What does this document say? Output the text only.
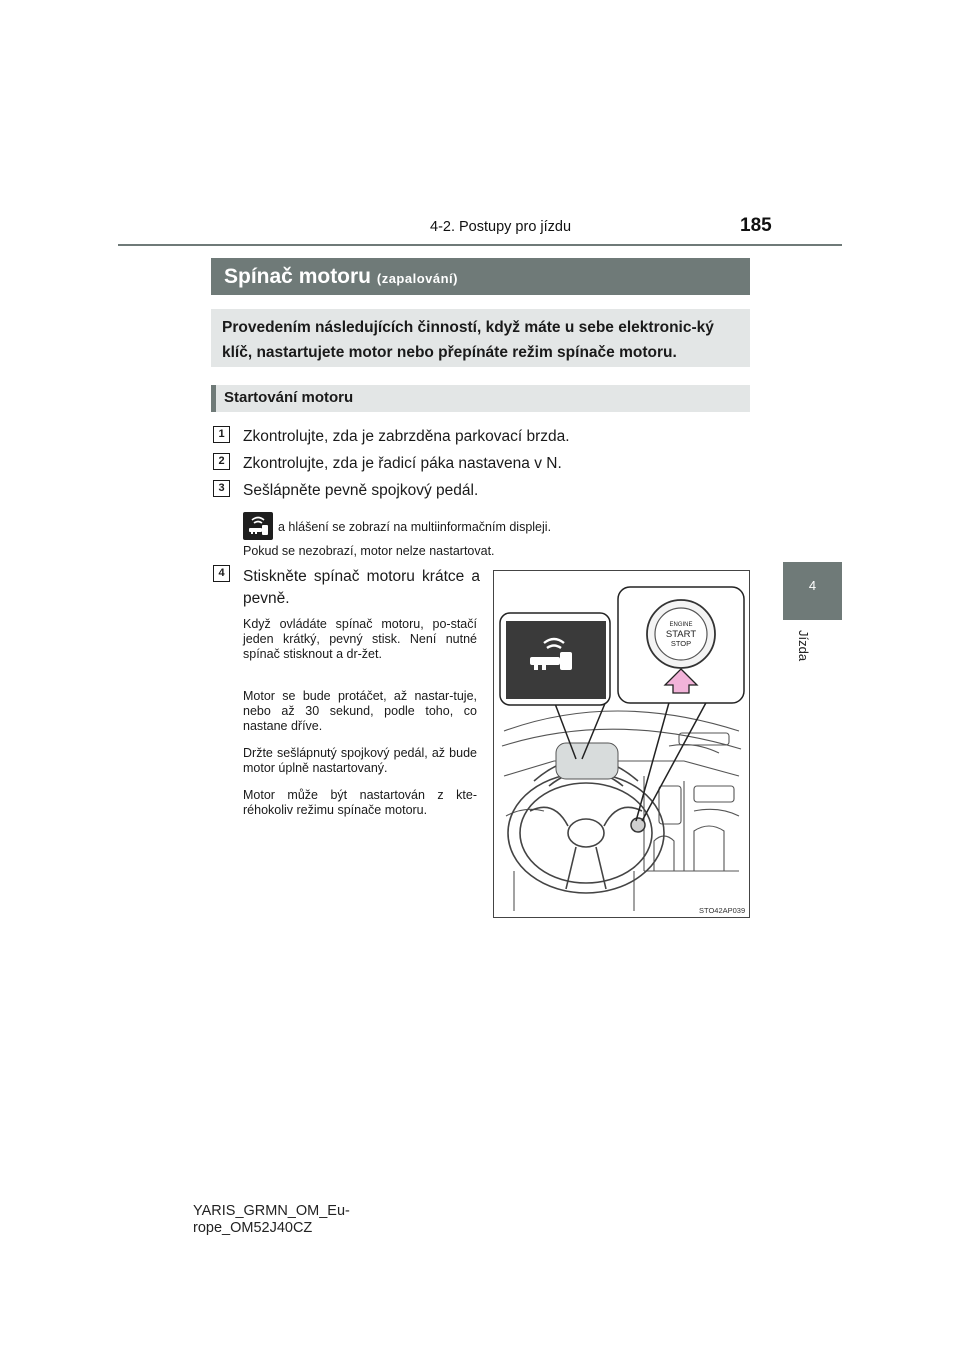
4-2. Postupy pro jízdu	185
4
Jízda
Spínač motoru (zapalování)
Provedením následujících činností, když máte u sebe elektronic-ký klíč, nastartujete motor nebo přepínáte režim spínače motoru.
Startování motoru
1	Zkontrolujte, zda je zabrzděna parkovací brzda.
2	Zkontrolujte, zda je řadicí páka nastavena v N.
3	Sešlápněte pevně spojkový pedál.
a hlášení se zobrazí na multiinformačním displeji.
Pokud se nezobrazí, motor nelze nastartovat.
4	Stiskněte spínač motoru krátce a pevně.
Když ovládáte spínač motoru, po-stačí jeden krátký, pevný stisk. Není nutné spínač stisknout a dr-žet.
Motor se bude protáčet, až nastar-tuje, nebo až 30 sekund, podle toho, co nastane dříve.
Držte sešlápnutý spojkový pedál, až bude motor úplně nastartovaný.
Motor může být nastartován z kte-réhokoliv režimu spínače motoru.
ENGINE
START
STOP
STO42AP039
YARIS_GRMN_OM_Eu-
rope_OM52J40CZ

Exercise requirements:
Each line above is to be copied verbatim. Drop any image from the copy.

Answer to the task:
What does this document say? Output the text only.
4-2. Postupy pro jízdu	185
4
Jízda
Spínač motoru (zapalování)
Provedením následujících činností, když máte u sebe elektronic-ký klíč, nastartujete motor nebo přepínáte režim spínače motoru.
Startování motoru
1	Zkontrolujte, zda je zabrzděna parkovací brzda.
2	Zkontrolujte, zda je řadicí páka nastavena v N.
3	Sešlápněte pevně spojkový pedál.
a hlášení se zobrazí na multiinformačním displeji.
Pokud se nezobrazí, motor nelze nastartovat.
4	Stiskněte spínač motoru krátce a pevně.
Když ovládáte spínač motoru, po-stačí jeden krátký, pevný stisk. Není nutné spínač stisknout a dr-žet.
Motor se bude protáčet, až nastar-tuje, nebo až 30 sekund, podle toho, co nastane dříve.
Držte sešlápnutý spojkový pedál, až bude motor úplně nastartovaný.
Motor může být nastartován z kte-réhokoliv režimu spínače motoru.
ENGINE
START
STOP
STO42AP039
YARIS_GRMN_OM_Eu-
rope_OM52J40CZ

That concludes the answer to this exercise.